→ SUPPLIED RECORDS:

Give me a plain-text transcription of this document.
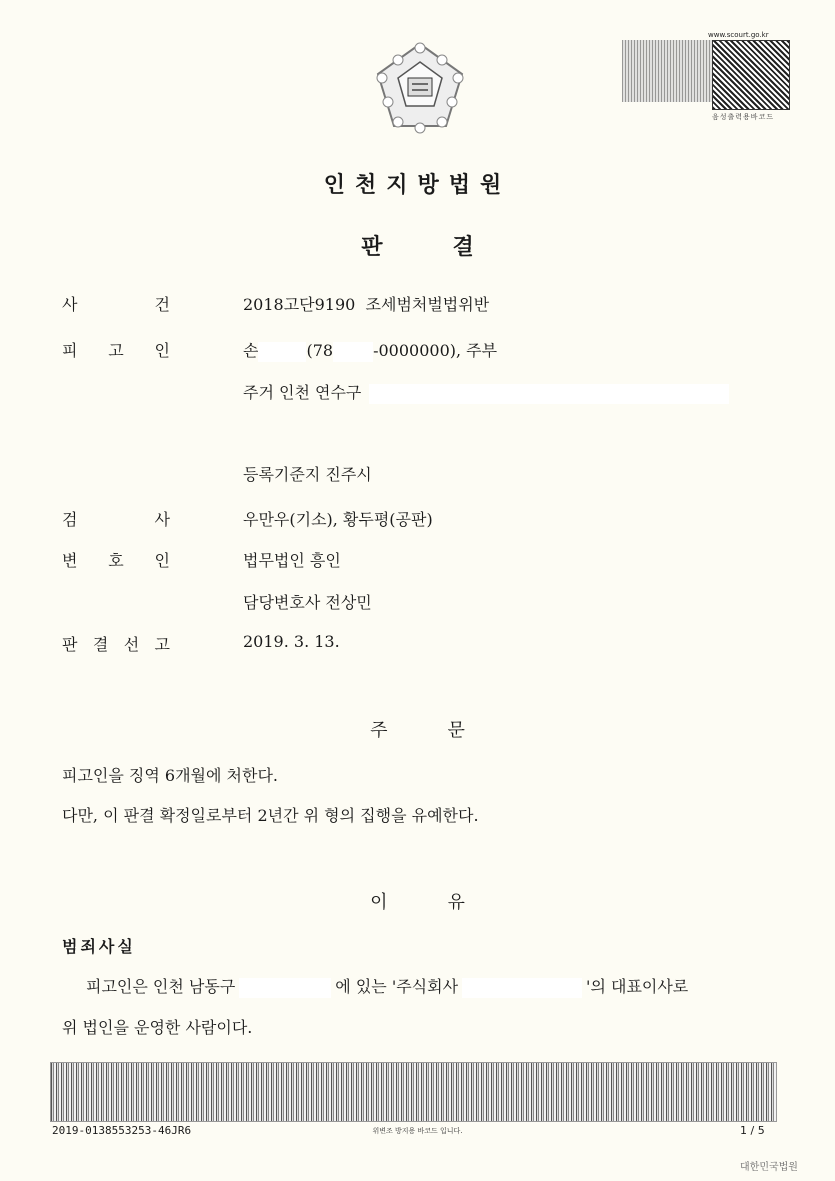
www.scourt.go.kr
음성출력용바코드
인천지방법원
판결
사	건	2018고단9190 조세범처벌법위반
피 고 인	손	(78	-0000000), 주부
주거 인천 연수구
등록기준지 진주시
검	사	우만우(기소), 황두평(공판)
변 호 인	법무법인 흥인
담당변호사 전상민
판 결 선 고	2019. 3. 13.
주문
피고인을 징역 6개월에 처한다.
다만, 이 판결 확정일로부터 2년간 위 형의 집행을 유예한다.
이유
범죄사실
피고인은 인천 남동구	에 있는 '주식회사	'의 대표이사로
위 법인을 운영한 사람이다.
2019-0138553253-46JR6	위변조 방지용 바코드 입니다.	1 / 5
대한민국법원
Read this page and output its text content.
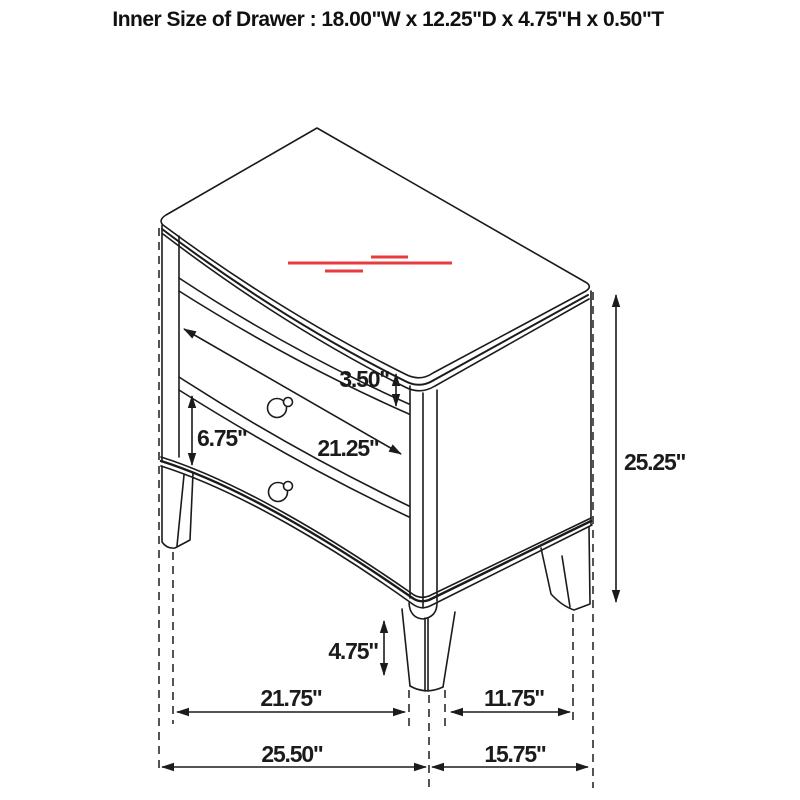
Inner Size of Drawer : 18.00"W x 12.25"D x 4.75"H x 0.50"T
3.50"
6.75"	21.25"
25.25"
4.75"
21.75"	11.75"
25.50"	15.75"
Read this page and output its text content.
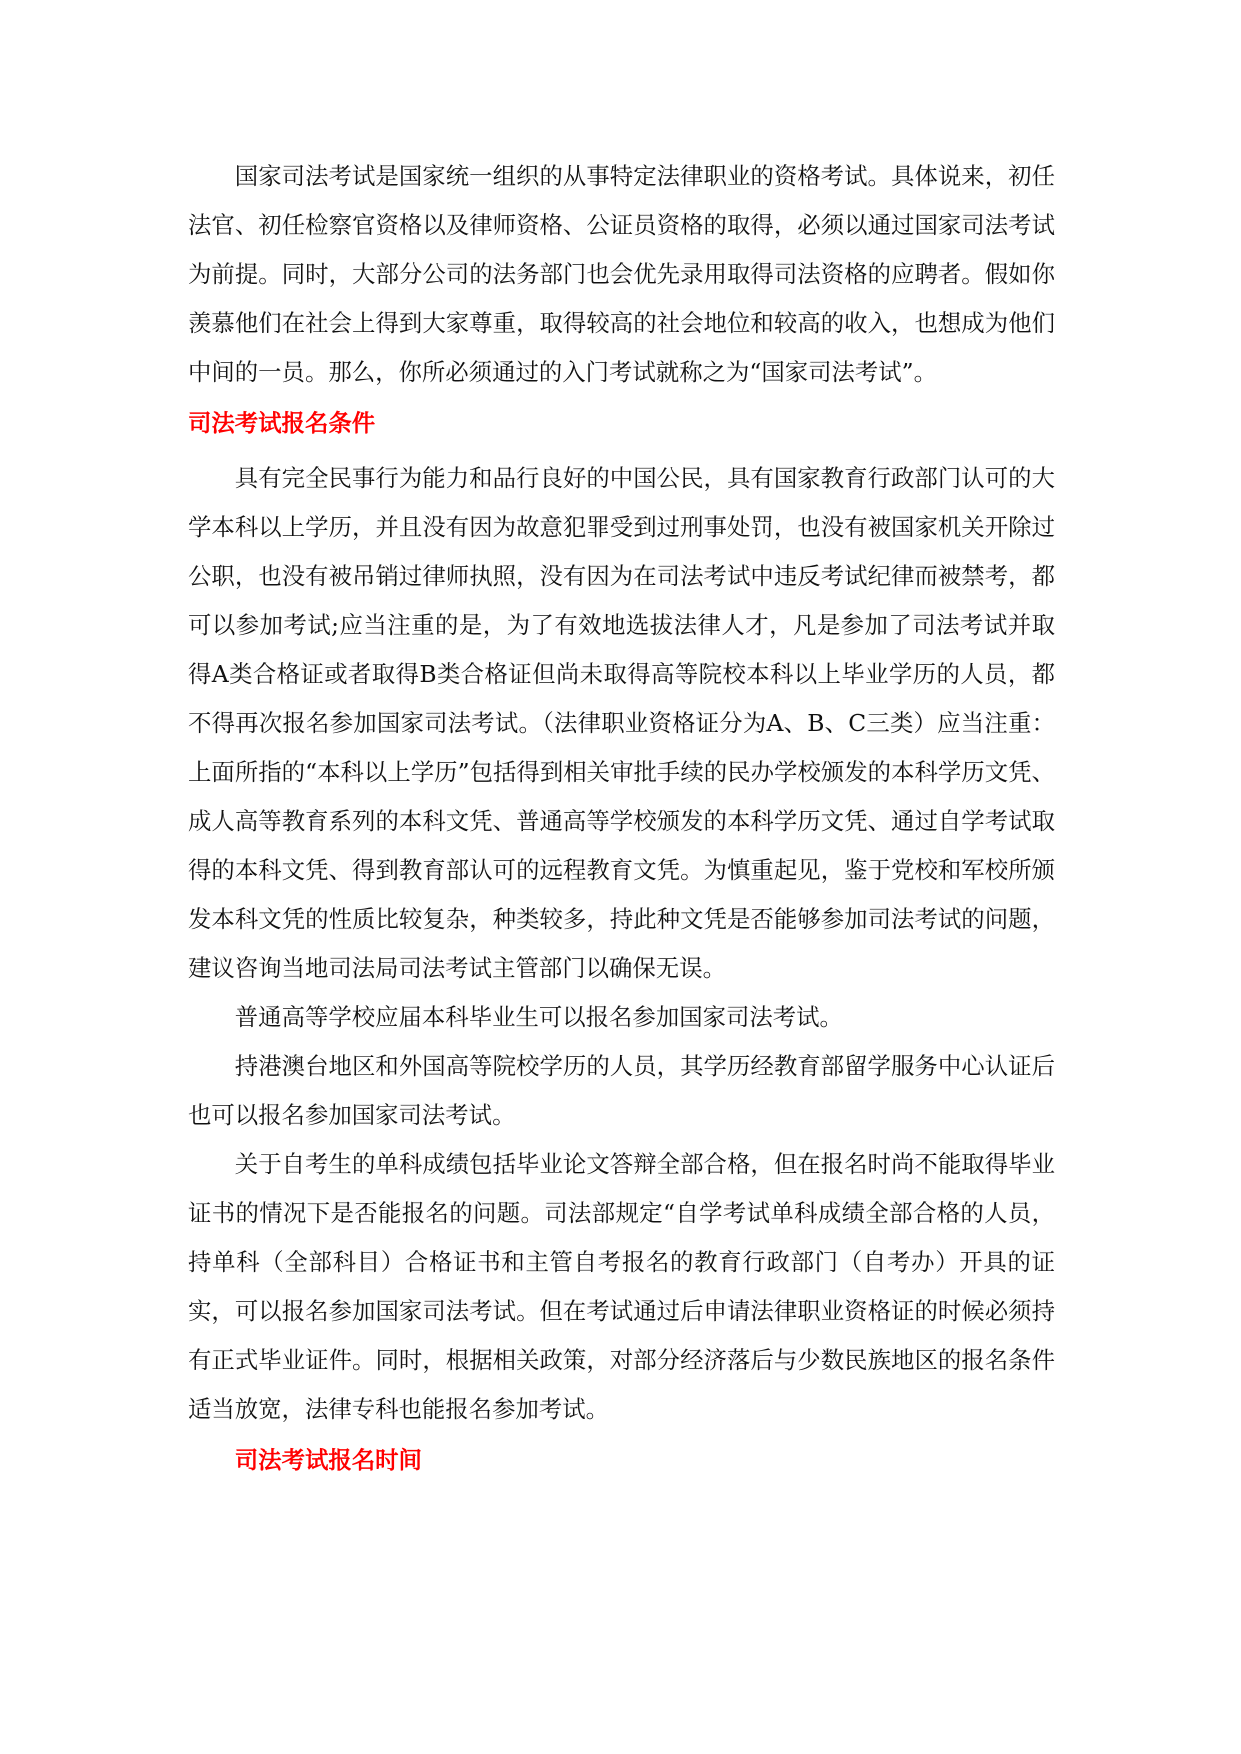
国家司法考试是国家统一组织的从事特定法律职业的资格考试。具体说来，初任法官、初任检察官资格以及律师资格、公证员资格的取得，必须以通过国家司法考试为前提。同时，大部分公司的法务部门也会优先录用取得司法资格的应聘者。假如你羡慕他们在社会上得到大家尊重，取得较高的社会地位和较高的收入，也想成为他们中间的一员。那么，你所必须通过的入门考试就称之为“国家司法考试”。

司法考试报名条件

具有完全民事行为能力和品行良好的中国公民，具有国家教育行政部门认可的大学本科以上学历，并且没有因为故意犯罪受到过刑事处罚，也没有被国家机关开除过公职，也没有被吊销过律师执照，没有因为在司法考试中违反考试纪律而被禁考，都可以参加考试;应当注重的是，为了有效地选拔法律人才，凡是参加了司法考试并取得A类合格证或者取得B类合格证但尚未取得高等院校本科以上毕业学历的人员，都不得再次报名参加国家司法考试。（法律职业资格证分为A、B、C三类）应当注重：上面所指的“本科以上学历”包括得到相关审批手续的民办学校颁发的本科学历文凭、成人高等教育系列的本科文凭、普通高等学校颁发的本科学历文凭、通过自学考试取得的本科文凭、得到教育部认可的远程教育文凭。为慎重起见，鉴于党校和军校所颁发本科文凭的性质比较复杂，种类较多，持此种文凭是否能够参加司法考试的问题，建议咨询当地司法局司法考试主管部门以确保无误。

普通高等学校应届本科毕业生可以报名参加国家司法考试。

持港澳台地区和外国高等院校学历的人员，其学历经教育部留学服务中心认证后也可以报名参加国家司法考试。

关于自考生的单科成绩包括毕业论文答辩全部合格，但在报名时尚不能取得毕业证书的情况下是否能报名的问题。司法部规定“自学考试单科成绩全部合格的人员，持单科（全部科目）合格证书和主管自考报名的教育行政部门（自考办）开具的证实，可以报名参加国家司法考试。但在考试通过后申请法律职业资格证的时候必须持有正式毕业证件。同时，根据相关政策，对部分经济落后与少数民族地区的报名条件适当放宽，法律专科也能报名参加考试。

司法考试报名时间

→ OBJECTIVE: Write out every record above exactly as it stands, but leave out the pictures.

→ CORRECT RESULT:
Give me a plain-text transcription of this document.
www.scourt.go.kr
음성출력용바코드
인천지방법원
판결
사	건	2018고단9190 조세범처벌법위반
피 고 인	손	(78	-0000000), 주부
주거 인천 연수구
등록기준지 진주시
검	사	우만우(기소), 황두평(공판)
변 호 인	법무법인 흥인
담당변호사 전상민
판 결 선 고	2019. 3. 13.
주문
피고인을 징역 6개월에 처한다.
다만, 이 판결 확정일로부터 2년간 위 형의 집행을 유예한다.
이유
범죄사실
피고인은 인천 남동구	에 있는 '주식회사	'의 대표이사로
위 법인을 운영한 사람이다.
2019-0138553253-46JR6	위변조 방지용 바코드 입니다.	1 / 5
대한민국법원
Read this page and output its text content.
Inner Size of Drawer : 18.00"W x 12.25"D x 4.75"H x 0.50"T
3.50"
6.75"	21.25"
25.25"
4.75"
21.75"	11.75"
25.50"	15.75"
Read this page and output its text content.
国家司法考试是国家统一组织的从事特定法律职业的资格考试。具体说来，初任法官、初任检察官资格以及律师资格、公证员资格的取得，必须以通过国家司法考试为前提。同时，大部分公司的法务部门也会优先录用取得司法资格的应聘者。假如你羡慕他们在社会上得到大家尊重，取得较高的社会地位和较高的收入，也想成为他们中间的一员。那么，你所必须通过的入门考试就称之为“国家司法考试”。

司法考试报名条件

具有完全民事行为能力和品行良好的中国公民，具有国家教育行政部门认可的大学本科以上学历，并且没有因为故意犯罪受到过刑事处罚，也没有被国家机关开除过公职，也没有被吊销过律师执照，没有因为在司法考试中违反考试纪律而被禁考，都可以参加考试;应当注重的是，为了有效地选拔法律人才，凡是参加了司法考试并取得A类合格证或者取得B类合格证但尚未取得高等院校本科以上毕业学历的人员，都不得再次报名参加国家司法考试。（法律职业资格证分为A、B、C三类）应当注重：上面所指的“本科以上学历”包括得到相关审批手续的民办学校颁发的本科学历文凭、成人高等教育系列的本科文凭、普通高等学校颁发的本科学历文凭、通过自学考试取得的本科文凭、得到教育部认可的远程教育文凭。为慎重起见，鉴于党校和军校所颁发本科文凭的性质比较复杂，种类较多，持此种文凭是否能够参加司法考试的问题，建议咨询当地司法局司法考试主管部门以确保无误。

普通高等学校应届本科毕业生可以报名参加国家司法考试。

持港澳台地区和外国高等院校学历的人员，其学历经教育部留学服务中心认证后也可以报名参加国家司法考试。

关于自考生的单科成绩包括毕业论文答辩全部合格，但在报名时尚不能取得毕业证书的情况下是否能报名的问题。司法部规定“自学考试单科成绩全部合格的人员，持单科（全部科目）合格证书和主管自考报名的教育行政部门（自考办）开具的证实，可以报名参加国家司法考试。但在考试通过后申请法律职业资格证的时候必须持有正式毕业证件。同时，根据相关政策，对部分经济落后与少数民族地区的报名条件适当放宽，法律专科也能报名参加考试。

司法考试报名时间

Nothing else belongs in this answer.